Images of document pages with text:
------------------------------------------------------------

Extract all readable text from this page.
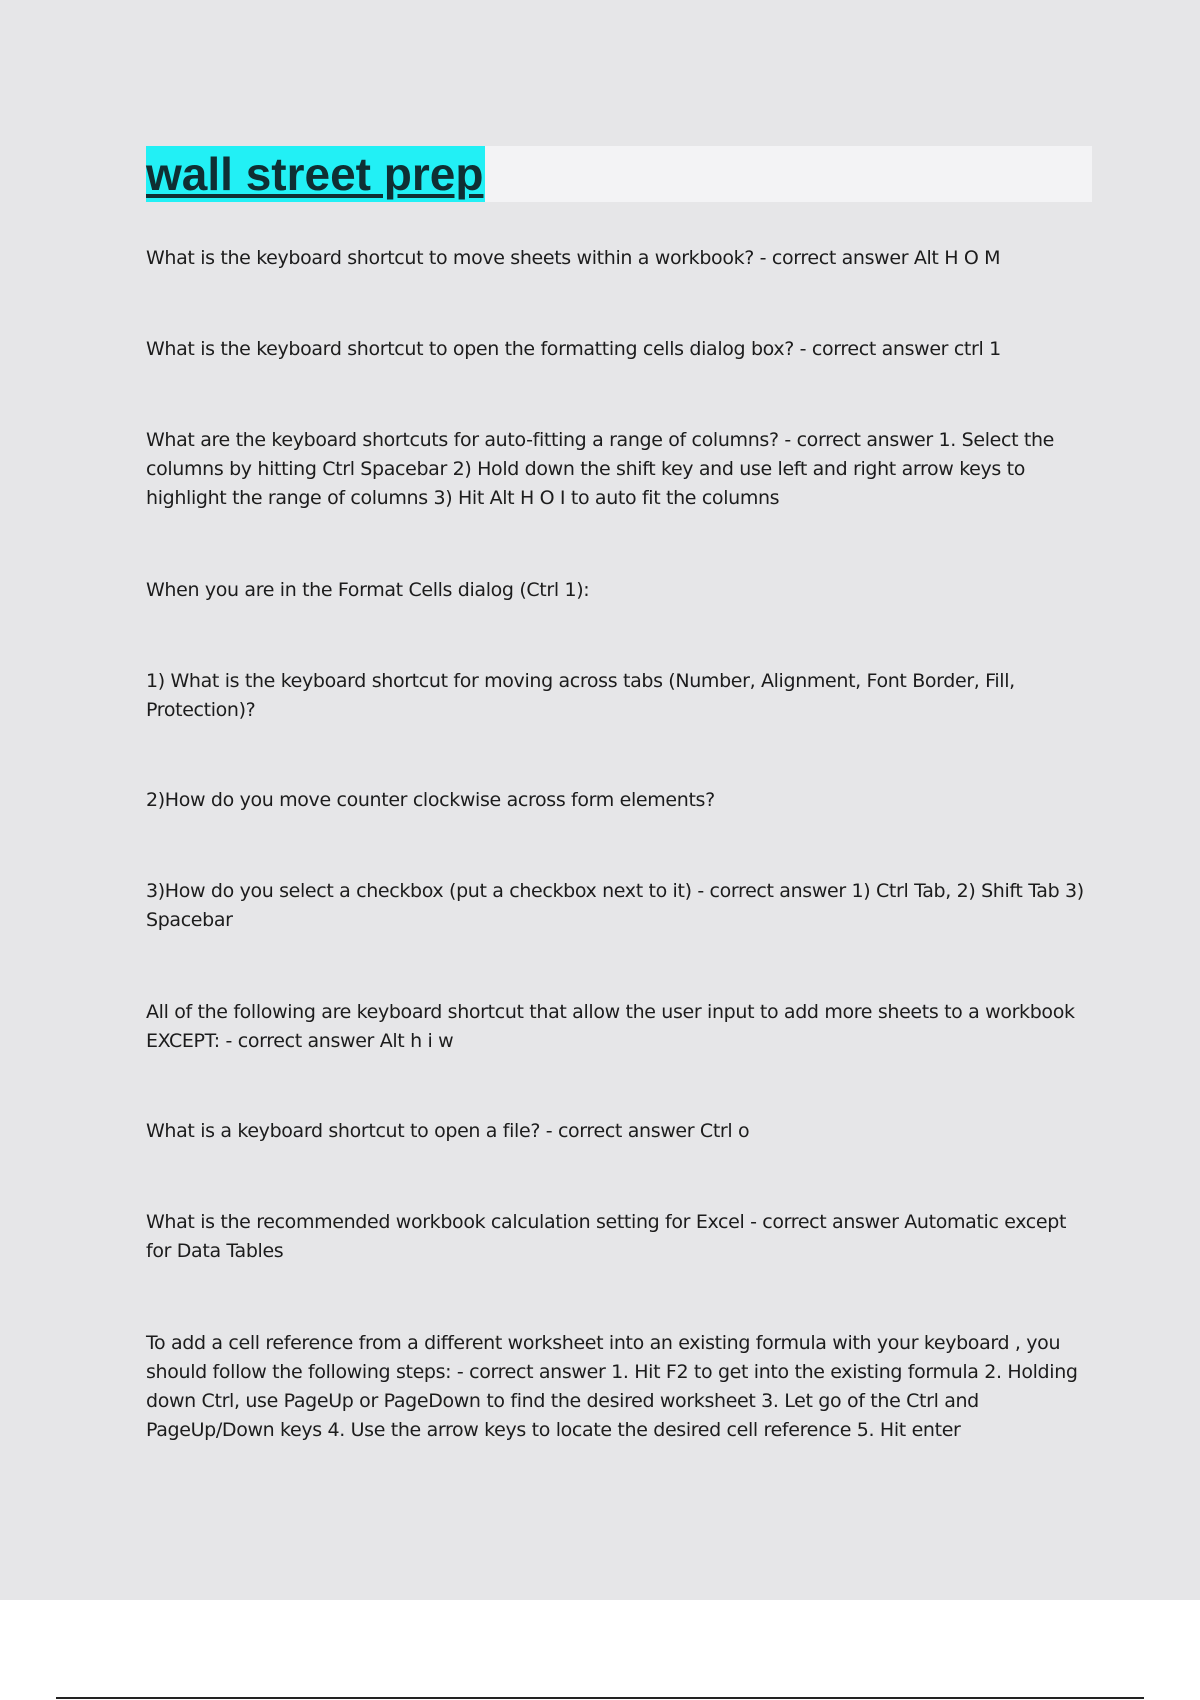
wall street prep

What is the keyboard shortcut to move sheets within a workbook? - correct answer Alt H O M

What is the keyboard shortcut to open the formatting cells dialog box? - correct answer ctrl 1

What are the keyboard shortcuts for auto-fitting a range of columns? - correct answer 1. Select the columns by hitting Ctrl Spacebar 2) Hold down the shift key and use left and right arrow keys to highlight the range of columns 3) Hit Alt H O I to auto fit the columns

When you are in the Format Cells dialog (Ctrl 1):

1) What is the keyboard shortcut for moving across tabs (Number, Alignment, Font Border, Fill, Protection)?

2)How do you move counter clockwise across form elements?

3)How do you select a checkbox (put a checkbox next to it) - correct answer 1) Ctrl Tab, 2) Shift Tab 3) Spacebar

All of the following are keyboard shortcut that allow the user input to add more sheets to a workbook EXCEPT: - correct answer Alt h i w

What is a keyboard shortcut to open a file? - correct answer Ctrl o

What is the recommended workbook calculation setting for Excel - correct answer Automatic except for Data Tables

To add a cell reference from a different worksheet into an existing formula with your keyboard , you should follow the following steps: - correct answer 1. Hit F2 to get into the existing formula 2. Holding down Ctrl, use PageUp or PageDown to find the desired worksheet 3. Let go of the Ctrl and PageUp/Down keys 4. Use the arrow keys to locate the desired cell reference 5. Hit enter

------------------------------------------------------------

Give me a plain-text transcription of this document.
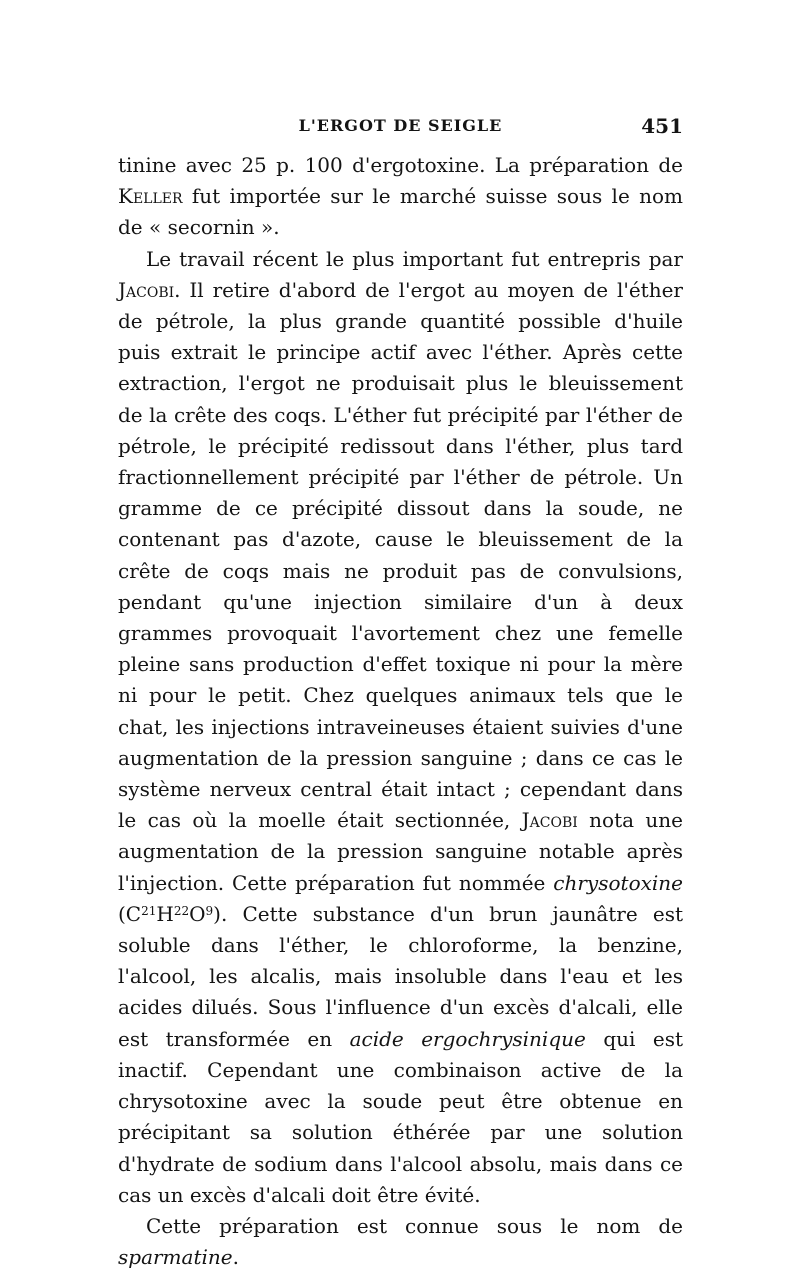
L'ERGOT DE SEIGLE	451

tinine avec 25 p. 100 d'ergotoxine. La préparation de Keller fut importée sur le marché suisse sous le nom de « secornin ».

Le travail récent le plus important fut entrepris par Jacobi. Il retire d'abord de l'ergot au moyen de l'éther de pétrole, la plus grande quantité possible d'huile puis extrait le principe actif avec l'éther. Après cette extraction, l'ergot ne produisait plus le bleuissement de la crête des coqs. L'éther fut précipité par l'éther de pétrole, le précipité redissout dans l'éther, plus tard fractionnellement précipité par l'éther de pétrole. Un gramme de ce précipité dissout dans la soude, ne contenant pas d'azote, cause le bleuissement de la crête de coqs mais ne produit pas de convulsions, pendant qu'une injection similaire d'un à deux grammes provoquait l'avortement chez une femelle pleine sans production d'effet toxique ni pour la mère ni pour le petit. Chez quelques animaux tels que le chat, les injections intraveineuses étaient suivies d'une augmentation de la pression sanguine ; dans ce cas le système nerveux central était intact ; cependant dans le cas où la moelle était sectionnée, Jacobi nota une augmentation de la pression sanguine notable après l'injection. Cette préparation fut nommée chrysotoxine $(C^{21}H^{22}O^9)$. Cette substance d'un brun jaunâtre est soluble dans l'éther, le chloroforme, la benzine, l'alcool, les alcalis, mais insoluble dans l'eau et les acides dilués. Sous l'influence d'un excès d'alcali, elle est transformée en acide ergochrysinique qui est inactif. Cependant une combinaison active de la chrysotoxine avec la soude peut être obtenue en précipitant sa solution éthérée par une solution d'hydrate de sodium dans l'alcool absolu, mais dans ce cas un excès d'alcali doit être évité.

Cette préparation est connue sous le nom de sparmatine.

------------------------------------------------------------

• **Task instructions**
Across the records above, show each line containing the word "dialog".

• **Solved problem**
What is the keyboard shortcut to open the formatting cells dialog box? - correct answer ctrl 1
When you are in the Format Cells dialog (Ctrl 1):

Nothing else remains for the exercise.